Copy these lines exactly as they are.

▶ **Material provided**:

## BEGIN

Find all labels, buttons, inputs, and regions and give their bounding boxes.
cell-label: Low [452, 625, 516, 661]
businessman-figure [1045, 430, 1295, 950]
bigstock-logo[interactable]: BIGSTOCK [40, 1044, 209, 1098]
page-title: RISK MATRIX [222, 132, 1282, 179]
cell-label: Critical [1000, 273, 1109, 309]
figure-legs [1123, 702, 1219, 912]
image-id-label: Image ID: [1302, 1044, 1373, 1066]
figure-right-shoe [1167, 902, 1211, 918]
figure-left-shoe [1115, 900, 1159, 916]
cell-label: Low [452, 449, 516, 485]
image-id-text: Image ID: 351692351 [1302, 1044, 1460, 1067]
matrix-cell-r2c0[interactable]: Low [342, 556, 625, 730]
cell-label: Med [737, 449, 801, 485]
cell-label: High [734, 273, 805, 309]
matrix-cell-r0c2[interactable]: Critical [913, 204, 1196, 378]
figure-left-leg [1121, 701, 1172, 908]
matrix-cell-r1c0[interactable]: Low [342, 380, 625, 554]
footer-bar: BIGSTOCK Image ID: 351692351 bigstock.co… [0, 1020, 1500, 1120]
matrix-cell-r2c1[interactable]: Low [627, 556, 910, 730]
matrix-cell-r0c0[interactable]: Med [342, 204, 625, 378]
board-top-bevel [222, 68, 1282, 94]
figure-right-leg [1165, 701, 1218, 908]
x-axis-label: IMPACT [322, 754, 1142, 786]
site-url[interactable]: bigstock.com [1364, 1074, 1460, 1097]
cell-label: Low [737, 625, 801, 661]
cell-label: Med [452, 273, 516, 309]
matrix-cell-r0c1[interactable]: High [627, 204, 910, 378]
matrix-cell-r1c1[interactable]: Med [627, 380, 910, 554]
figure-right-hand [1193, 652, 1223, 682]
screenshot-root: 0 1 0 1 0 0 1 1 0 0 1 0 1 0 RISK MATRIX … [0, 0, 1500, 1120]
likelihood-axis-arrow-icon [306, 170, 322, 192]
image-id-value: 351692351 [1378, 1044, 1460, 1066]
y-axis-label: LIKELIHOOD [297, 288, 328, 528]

## END

▶ **Solution for this task**:
Find all labels, buttons, inputs, and regions and give their bounding boxes.
cell-label: Low [452, 625, 516, 661]
businessman-figure [1045, 430, 1295, 950]
bigstock-logo[interactable]: BIGSTOCK [40, 1044, 209, 1098]
page-title: RISK MATRIX [222, 132, 1282, 179]
cell-label: Critical [1000, 273, 1109, 309]
figure-legs [1123, 702, 1219, 912]
image-id-label: Image ID: [1302, 1044, 1373, 1066]
figure-right-shoe [1167, 902, 1211, 918]
figure-left-shoe [1115, 900, 1159, 916]
cell-label: Low [452, 449, 516, 485]
image-id-text: Image ID: 351692351 [1302, 1044, 1460, 1067]
matrix-cell-r2c0[interactable]: Low [342, 556, 625, 730]
cell-label: Med [737, 449, 801, 485]
cell-label: High [734, 273, 805, 309]
matrix-cell-r0c2[interactable]: Critical [913, 204, 1196, 378]
figure-left-leg [1121, 701, 1172, 908]
matrix-cell-r1c0[interactable]: Low [342, 380, 625, 554]
footer-bar: BIGSTOCK Image ID: 351692351 bigstock.co… [0, 1020, 1500, 1120]
matrix-cell-r2c1[interactable]: Low [627, 556, 910, 730]
matrix-cell-r0c0[interactable]: Med [342, 204, 625, 378]
board-top-bevel [222, 68, 1282, 94]
figure-right-leg [1165, 701, 1218, 908]
x-axis-label: IMPACT [322, 754, 1142, 786]
site-url[interactable]: bigstock.com [1364, 1074, 1460, 1097]
cell-label: Low [737, 625, 801, 661]
cell-label: Med [452, 273, 516, 309]
matrix-cell-r0c1[interactable]: High [627, 204, 910, 378]
matrix-cell-r1c1[interactable]: Med [627, 380, 910, 554]
figure-right-hand [1193, 652, 1223, 682]
screenshot-root: 0 1 0 1 0 0 1 1 0 0 1 0 1 0 RISK MATRIX … [0, 0, 1500, 1120]
likelihood-axis-arrow-icon [306, 170, 322, 192]
image-id-value: 351692351 [1378, 1044, 1460, 1066]
y-axis-label: LIKELIHOOD [297, 288, 328, 528]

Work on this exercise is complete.